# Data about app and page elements
--

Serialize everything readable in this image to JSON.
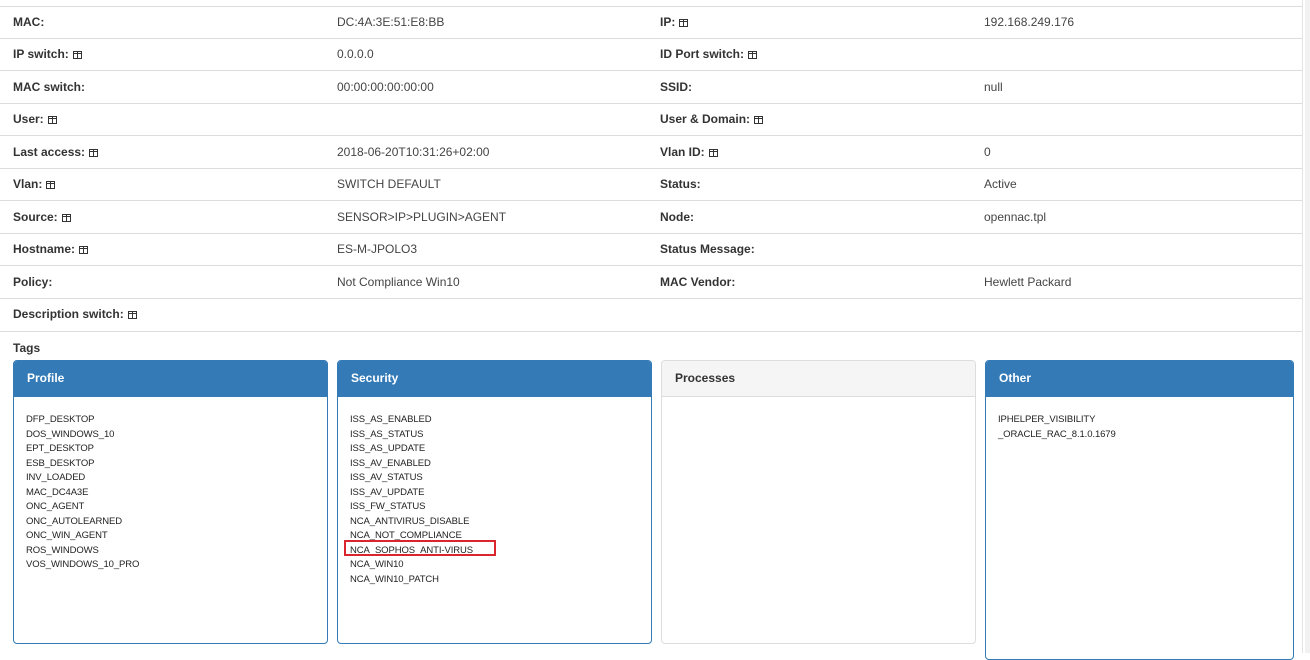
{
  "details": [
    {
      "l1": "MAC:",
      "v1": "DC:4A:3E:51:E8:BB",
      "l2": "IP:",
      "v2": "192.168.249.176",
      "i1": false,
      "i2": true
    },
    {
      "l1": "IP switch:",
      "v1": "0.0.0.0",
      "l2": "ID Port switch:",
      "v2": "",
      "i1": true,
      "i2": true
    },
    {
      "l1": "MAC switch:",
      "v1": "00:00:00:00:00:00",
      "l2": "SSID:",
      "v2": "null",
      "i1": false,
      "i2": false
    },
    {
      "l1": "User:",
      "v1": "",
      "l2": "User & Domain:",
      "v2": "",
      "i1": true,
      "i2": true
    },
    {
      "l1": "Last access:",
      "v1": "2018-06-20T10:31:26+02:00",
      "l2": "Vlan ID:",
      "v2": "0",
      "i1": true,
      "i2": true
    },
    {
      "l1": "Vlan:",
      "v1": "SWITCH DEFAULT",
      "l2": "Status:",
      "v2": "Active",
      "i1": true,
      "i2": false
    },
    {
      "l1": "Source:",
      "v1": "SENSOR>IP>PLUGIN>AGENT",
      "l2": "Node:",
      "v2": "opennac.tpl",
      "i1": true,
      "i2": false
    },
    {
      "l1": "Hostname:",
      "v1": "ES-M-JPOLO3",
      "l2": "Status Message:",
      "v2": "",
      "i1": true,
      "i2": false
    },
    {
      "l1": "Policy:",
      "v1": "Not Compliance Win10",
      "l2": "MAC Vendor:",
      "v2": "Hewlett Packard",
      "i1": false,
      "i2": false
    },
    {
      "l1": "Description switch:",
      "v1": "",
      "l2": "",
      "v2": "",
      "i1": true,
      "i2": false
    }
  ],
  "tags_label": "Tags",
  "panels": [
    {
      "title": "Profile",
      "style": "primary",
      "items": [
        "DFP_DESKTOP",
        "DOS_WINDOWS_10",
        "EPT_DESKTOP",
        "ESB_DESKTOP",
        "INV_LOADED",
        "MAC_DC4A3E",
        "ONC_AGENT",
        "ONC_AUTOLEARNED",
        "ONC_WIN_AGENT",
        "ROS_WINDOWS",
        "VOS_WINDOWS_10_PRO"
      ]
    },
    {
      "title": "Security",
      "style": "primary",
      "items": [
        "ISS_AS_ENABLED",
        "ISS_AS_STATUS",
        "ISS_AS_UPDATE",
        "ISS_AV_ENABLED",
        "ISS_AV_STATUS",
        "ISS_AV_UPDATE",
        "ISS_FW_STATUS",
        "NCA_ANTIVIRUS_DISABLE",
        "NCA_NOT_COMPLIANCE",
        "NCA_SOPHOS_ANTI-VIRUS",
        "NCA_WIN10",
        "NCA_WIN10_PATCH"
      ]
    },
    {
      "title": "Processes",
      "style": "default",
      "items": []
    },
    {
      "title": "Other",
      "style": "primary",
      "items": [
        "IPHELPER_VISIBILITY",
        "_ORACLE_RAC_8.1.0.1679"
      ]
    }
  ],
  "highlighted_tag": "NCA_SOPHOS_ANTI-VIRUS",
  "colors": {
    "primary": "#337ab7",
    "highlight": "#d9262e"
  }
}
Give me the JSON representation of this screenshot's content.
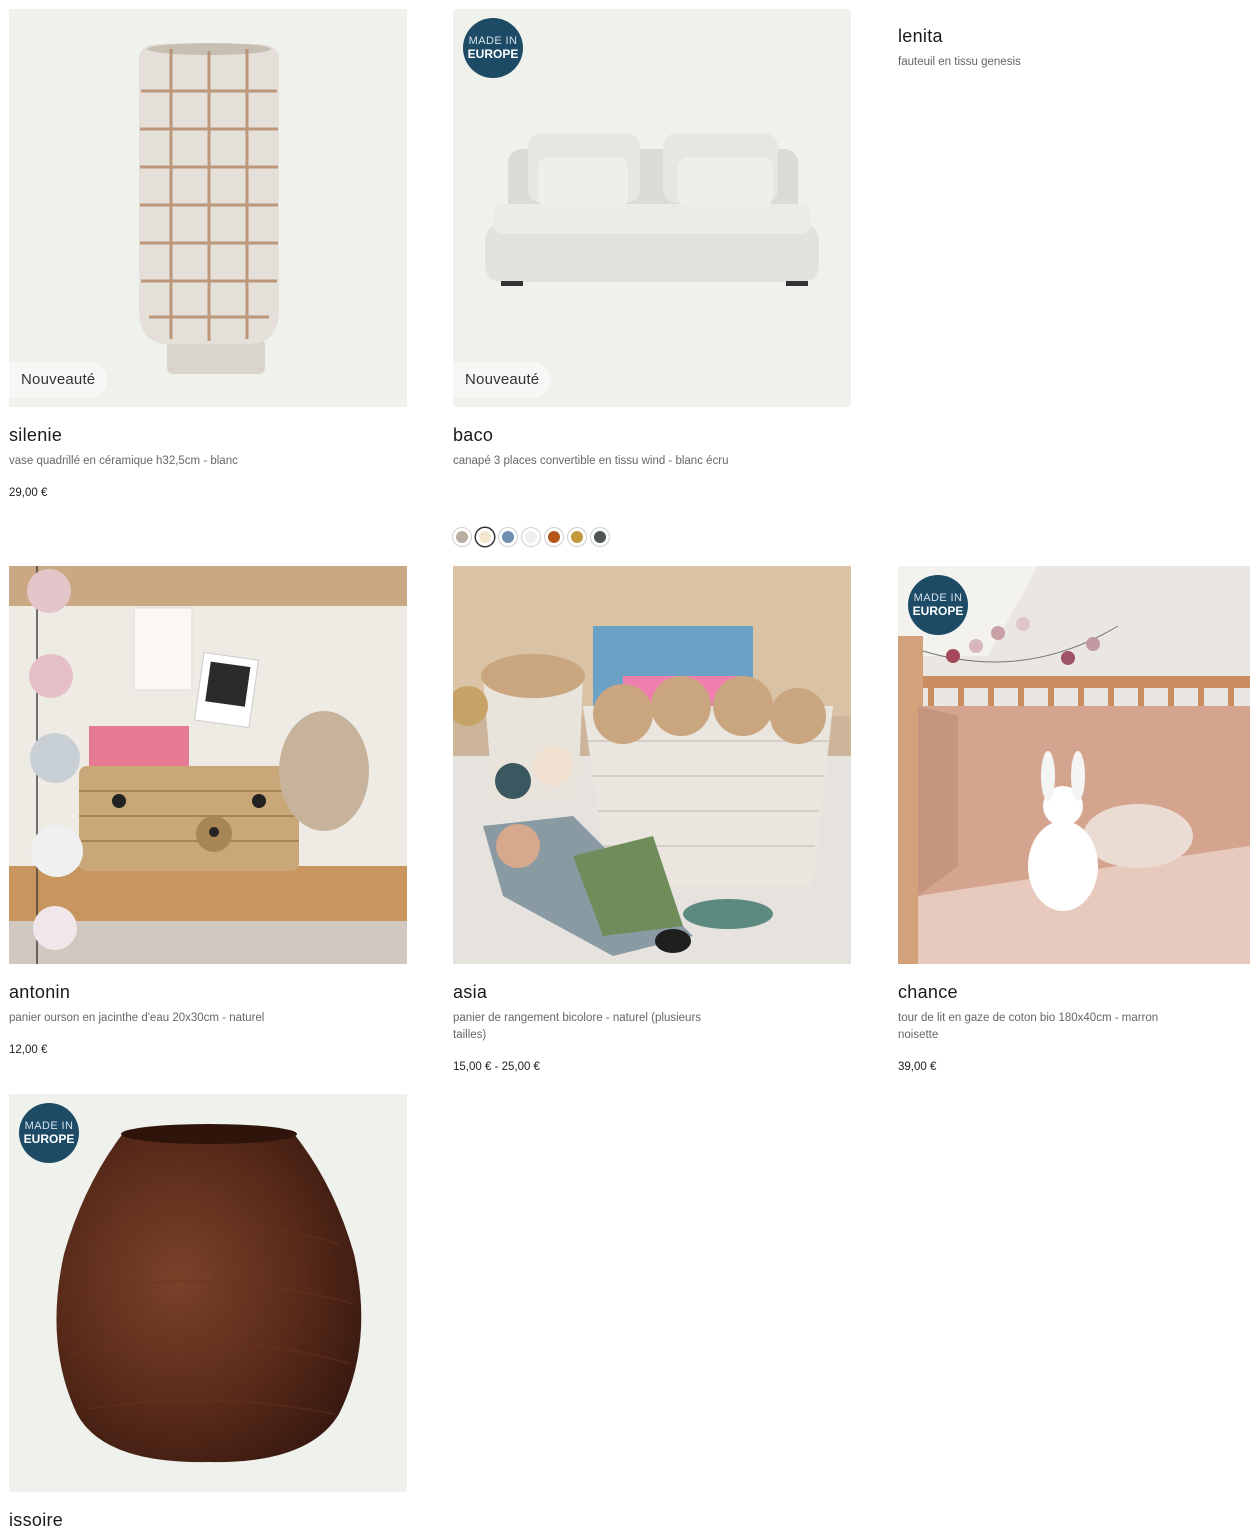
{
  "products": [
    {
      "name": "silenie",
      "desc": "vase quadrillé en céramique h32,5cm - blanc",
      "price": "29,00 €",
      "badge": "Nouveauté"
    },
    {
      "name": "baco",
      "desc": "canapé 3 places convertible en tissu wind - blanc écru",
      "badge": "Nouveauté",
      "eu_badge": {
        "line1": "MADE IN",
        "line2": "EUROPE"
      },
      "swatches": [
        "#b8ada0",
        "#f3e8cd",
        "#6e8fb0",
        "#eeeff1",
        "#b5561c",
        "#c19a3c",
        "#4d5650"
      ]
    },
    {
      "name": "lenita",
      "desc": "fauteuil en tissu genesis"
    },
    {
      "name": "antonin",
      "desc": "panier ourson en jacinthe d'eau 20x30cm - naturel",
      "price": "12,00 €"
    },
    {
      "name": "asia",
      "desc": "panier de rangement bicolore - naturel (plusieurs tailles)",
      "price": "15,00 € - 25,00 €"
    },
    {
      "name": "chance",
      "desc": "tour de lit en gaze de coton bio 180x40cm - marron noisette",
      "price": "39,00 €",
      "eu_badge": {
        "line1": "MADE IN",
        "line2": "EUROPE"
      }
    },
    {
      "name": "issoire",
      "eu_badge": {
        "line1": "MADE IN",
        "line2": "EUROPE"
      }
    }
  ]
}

--

# ACTIVITY
Return each line of the entries that holds the string "tissu".

# WRITTEN ANSWER
      "desc": "canapé 3 places convertible en tissu wind - blanc écru",
      "desc": "fauteuil en tissu genesis"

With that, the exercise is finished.